[Written problem]
Transcribe each record exactly. Include every one.

[Excerpted records]
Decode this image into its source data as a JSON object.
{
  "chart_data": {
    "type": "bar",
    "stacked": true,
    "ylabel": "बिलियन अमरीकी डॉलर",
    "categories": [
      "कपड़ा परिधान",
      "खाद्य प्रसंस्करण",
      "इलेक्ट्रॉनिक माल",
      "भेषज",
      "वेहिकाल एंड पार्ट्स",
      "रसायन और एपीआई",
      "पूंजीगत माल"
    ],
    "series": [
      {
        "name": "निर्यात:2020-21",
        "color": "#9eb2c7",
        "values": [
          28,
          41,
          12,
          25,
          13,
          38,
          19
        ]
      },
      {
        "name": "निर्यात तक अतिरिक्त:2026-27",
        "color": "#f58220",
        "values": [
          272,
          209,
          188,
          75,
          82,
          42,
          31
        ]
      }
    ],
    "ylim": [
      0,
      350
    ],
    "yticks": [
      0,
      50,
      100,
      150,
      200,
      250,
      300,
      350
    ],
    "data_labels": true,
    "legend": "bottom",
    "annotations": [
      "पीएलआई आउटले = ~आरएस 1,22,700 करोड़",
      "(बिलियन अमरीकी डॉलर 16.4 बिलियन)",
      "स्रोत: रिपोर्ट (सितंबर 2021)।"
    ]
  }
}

[Output of the task]
Decode this image into its source data as a JSON object.
{
  "chart_data": {
    "type": "bar",
    "stacked": true,
    "ylabel": "बिलियन अमरीकी डॉलर",
    "categories": [
      "कपड़ा परिधान",
      "खाद्य प्रसंस्करण",
      "इलेक्ट्रॉनिक माल",
      "भेषज",
      "वेहिकाल एंड पार्ट्स",
      "रसायन और एपीआई",
      "पूंजीगत माल"
    ],
    "series": [
      {
        "name": "निर्यात:2020-21",
        "color": "#9eb2c7",
        "values": [
          28,
          41,
          12,
          25,
          13,
          38,
          19
        ]
      },
      {
        "name": "निर्यात तक अतिरिक्त:2026-27",
        "color": "#f58220",
        "values": [
          272,
          209,
          188,
          75,
          82,
          42,
          31
        ]
      }
    ],
    "ylim": [
      0,
      350
    ],
    "yticks": [
      0,
      50,
      100,
      150,
      200,
      250,
      300,
      350
    ],
    "data_labels": true,
    "legend": "bottom",
    "annotations": [
      "पीएलआई आउटले = ~आरएस 1,22,700 करोड़",
      "(बिलियन अमरीकी डॉलर 16.4 बिलियन)",
      "स्रोत: रिपोर्ट (सितंबर 2021)।"
    ]
  }
}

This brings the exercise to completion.